**Data lines**

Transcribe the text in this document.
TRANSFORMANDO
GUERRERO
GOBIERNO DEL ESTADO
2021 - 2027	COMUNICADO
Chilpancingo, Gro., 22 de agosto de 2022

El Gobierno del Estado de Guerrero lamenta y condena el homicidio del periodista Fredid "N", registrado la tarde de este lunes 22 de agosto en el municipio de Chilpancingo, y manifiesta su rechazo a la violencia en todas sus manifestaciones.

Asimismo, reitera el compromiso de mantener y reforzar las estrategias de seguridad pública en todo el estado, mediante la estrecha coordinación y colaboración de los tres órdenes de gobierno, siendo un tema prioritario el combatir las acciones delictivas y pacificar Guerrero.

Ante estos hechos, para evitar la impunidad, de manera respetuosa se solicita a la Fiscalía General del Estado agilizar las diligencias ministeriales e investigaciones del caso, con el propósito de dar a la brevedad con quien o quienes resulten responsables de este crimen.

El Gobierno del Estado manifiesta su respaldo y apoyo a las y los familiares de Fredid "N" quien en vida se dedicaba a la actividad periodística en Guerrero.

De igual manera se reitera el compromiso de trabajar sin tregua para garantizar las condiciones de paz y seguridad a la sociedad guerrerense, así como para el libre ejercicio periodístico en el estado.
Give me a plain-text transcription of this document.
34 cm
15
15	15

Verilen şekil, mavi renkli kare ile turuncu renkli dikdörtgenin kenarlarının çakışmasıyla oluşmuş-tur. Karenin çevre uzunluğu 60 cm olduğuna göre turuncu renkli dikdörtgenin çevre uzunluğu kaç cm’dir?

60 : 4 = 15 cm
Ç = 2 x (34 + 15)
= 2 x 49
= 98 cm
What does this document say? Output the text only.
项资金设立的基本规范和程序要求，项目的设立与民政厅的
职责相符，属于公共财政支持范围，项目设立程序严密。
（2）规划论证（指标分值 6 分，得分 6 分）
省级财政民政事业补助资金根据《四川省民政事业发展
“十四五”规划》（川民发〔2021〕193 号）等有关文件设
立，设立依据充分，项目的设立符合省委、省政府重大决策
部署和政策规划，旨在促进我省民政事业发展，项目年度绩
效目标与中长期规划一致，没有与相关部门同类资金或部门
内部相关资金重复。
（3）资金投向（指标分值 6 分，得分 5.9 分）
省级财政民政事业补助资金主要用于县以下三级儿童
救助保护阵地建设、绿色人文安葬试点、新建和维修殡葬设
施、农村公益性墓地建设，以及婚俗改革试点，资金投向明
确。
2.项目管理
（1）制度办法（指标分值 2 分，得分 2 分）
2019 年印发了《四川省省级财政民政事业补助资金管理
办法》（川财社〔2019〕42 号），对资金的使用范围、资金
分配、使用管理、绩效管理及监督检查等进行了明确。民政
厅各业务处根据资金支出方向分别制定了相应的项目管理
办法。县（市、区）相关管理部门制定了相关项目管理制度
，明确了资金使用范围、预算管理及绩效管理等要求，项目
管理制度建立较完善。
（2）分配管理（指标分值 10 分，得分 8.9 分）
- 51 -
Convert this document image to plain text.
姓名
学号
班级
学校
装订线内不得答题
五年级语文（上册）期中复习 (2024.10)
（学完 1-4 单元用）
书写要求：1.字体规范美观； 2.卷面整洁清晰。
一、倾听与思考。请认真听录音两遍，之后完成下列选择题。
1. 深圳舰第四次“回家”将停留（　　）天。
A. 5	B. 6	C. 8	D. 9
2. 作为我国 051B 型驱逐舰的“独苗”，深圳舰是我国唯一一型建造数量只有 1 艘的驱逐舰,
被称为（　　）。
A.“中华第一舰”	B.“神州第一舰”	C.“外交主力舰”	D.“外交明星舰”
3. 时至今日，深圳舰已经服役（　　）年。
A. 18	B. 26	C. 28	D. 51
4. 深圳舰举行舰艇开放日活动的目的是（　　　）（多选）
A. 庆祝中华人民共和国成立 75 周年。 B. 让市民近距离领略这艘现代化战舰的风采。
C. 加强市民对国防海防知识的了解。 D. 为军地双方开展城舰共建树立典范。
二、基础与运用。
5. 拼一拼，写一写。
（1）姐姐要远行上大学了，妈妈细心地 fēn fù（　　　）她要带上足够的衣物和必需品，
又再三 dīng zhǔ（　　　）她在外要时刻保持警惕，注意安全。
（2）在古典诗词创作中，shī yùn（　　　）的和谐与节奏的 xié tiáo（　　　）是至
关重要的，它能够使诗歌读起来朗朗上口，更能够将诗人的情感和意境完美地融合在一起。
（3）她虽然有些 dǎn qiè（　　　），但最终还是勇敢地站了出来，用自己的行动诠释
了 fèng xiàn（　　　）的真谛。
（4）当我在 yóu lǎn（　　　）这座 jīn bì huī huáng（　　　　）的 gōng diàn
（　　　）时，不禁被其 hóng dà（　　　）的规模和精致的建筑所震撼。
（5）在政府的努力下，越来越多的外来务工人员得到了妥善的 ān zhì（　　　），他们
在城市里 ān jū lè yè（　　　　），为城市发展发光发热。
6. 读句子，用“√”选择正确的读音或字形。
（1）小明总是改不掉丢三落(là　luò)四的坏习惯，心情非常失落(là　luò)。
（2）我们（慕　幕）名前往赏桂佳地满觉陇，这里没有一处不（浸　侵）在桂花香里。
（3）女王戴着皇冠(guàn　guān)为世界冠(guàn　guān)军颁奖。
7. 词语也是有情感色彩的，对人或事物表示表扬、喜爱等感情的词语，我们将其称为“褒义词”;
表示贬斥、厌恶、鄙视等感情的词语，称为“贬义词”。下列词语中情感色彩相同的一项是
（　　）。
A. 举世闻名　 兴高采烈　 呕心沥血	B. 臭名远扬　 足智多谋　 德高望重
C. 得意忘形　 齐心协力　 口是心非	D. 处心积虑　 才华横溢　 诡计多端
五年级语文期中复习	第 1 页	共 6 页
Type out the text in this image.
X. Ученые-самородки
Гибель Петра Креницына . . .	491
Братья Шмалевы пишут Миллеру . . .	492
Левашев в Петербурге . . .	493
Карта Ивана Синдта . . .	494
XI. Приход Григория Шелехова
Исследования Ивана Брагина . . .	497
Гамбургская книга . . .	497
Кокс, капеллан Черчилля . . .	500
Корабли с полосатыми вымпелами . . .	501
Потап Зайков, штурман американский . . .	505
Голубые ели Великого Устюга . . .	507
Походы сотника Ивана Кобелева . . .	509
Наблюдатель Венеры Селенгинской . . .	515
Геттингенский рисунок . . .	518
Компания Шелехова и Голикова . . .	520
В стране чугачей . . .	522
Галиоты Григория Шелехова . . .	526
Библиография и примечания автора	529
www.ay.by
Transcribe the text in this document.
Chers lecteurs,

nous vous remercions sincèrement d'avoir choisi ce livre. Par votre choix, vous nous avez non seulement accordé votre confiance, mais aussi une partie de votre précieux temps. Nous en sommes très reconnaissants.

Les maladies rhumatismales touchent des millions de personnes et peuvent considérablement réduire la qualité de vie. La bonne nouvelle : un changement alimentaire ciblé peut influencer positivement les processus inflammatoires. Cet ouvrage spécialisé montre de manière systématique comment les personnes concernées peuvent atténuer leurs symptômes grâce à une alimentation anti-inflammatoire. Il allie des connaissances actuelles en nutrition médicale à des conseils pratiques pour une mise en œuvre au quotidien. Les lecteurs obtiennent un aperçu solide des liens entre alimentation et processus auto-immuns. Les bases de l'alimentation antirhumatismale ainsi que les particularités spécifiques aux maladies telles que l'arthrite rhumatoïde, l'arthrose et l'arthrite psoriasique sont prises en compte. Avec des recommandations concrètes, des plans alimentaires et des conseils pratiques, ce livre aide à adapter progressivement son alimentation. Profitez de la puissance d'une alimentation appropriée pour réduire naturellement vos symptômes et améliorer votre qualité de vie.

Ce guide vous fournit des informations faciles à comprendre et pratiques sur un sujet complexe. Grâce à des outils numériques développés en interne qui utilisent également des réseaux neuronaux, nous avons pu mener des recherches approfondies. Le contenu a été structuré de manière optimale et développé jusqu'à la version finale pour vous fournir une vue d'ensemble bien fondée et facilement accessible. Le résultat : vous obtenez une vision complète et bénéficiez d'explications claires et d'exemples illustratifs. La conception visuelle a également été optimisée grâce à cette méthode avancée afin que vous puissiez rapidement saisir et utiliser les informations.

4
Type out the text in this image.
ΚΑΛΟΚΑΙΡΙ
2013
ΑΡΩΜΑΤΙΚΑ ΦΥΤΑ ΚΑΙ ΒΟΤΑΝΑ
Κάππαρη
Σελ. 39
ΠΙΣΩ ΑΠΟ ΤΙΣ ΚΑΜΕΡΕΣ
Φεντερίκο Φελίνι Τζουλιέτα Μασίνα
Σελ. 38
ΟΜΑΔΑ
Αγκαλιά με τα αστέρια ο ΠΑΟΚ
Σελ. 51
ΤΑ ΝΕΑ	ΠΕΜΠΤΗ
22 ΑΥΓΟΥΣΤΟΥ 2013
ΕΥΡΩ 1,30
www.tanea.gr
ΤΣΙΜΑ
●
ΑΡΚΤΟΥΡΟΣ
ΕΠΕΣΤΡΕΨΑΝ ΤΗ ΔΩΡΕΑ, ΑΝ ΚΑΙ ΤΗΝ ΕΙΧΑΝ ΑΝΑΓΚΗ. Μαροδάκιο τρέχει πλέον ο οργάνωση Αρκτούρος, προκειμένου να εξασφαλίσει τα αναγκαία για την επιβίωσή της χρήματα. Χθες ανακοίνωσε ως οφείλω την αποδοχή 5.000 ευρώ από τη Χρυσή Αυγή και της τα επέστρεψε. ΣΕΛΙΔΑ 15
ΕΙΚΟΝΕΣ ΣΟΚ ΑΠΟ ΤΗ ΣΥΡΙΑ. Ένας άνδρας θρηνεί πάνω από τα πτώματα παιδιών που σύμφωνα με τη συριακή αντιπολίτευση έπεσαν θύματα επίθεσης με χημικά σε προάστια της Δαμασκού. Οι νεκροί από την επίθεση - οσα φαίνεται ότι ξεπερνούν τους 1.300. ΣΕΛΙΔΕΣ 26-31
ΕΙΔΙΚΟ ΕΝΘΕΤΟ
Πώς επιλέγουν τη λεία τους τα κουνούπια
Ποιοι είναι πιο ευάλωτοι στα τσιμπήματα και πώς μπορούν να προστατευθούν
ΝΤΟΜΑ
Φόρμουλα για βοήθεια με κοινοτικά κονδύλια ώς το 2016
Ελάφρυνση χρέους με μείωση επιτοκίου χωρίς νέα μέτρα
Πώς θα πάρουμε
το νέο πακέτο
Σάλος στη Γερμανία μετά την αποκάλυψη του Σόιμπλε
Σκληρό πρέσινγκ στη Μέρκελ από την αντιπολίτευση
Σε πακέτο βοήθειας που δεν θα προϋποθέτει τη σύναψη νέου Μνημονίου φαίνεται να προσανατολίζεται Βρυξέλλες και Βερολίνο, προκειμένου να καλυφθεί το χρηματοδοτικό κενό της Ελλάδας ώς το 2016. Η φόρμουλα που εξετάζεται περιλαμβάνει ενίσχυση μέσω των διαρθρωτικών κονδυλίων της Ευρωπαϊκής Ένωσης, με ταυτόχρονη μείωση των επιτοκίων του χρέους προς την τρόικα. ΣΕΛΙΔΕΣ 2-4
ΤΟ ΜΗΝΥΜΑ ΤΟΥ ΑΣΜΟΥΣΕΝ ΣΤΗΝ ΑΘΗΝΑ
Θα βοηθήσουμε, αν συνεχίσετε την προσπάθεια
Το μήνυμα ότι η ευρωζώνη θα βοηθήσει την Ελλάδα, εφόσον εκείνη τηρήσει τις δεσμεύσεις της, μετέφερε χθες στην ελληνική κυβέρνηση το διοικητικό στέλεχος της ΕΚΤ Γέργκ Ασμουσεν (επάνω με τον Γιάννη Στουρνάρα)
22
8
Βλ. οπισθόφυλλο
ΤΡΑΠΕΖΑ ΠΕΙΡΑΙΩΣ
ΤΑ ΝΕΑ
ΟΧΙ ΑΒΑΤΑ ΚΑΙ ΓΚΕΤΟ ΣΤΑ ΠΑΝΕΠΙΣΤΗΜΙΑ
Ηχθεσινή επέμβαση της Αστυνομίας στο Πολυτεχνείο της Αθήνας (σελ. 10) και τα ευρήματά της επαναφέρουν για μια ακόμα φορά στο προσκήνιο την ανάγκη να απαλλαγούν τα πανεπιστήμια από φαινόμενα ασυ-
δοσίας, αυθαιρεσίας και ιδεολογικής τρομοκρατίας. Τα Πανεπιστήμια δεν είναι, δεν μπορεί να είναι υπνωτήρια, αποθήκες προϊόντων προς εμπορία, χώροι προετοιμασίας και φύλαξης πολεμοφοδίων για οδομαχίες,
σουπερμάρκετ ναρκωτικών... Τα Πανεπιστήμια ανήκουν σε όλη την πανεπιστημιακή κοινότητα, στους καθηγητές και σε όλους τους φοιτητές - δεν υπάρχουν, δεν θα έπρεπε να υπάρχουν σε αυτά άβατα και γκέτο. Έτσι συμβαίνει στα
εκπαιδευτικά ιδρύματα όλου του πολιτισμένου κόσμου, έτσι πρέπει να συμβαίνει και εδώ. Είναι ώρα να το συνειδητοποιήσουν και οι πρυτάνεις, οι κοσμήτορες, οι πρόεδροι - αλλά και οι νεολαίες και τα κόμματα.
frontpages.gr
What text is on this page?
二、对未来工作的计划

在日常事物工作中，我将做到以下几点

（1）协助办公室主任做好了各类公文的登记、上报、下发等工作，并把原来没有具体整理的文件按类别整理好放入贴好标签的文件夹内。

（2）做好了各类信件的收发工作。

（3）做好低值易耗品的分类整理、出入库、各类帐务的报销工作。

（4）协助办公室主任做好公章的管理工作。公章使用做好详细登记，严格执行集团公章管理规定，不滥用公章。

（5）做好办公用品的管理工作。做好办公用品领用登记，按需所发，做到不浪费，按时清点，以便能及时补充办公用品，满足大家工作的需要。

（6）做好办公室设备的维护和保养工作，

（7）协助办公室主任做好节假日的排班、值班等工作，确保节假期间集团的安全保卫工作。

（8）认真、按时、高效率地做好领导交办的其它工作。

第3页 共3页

**What you should do**
Return every line above that contains the word "μείωση".

**Final answer**
Ελάφρυνση χρέους με μείωση επιτοκίου χωρίς νέα μέτρα
Σε πακέτο βοήθειας που δεν θα προϋποθέτει τη σύναψη νέου Μνημονίου φαίνεται να προσανατολίζεται Βρυξέλλες και Βερολίνο, προκειμένου να καλυφθεί το χρηματοδοτικό κενό της Ελλάδας ώς το 2016. Η φόρμουλα που εξετάζεται περιλαμβάνει ενίσχυση μέσω των διαρθρωτικών κονδυλίων της Ευρωπαϊκής Ένωσης, με ταυτόχρονη μείωση των επιτοκίων του χρέους προς την τρόικα. ΣΕΛΙΔΕΣ 2-4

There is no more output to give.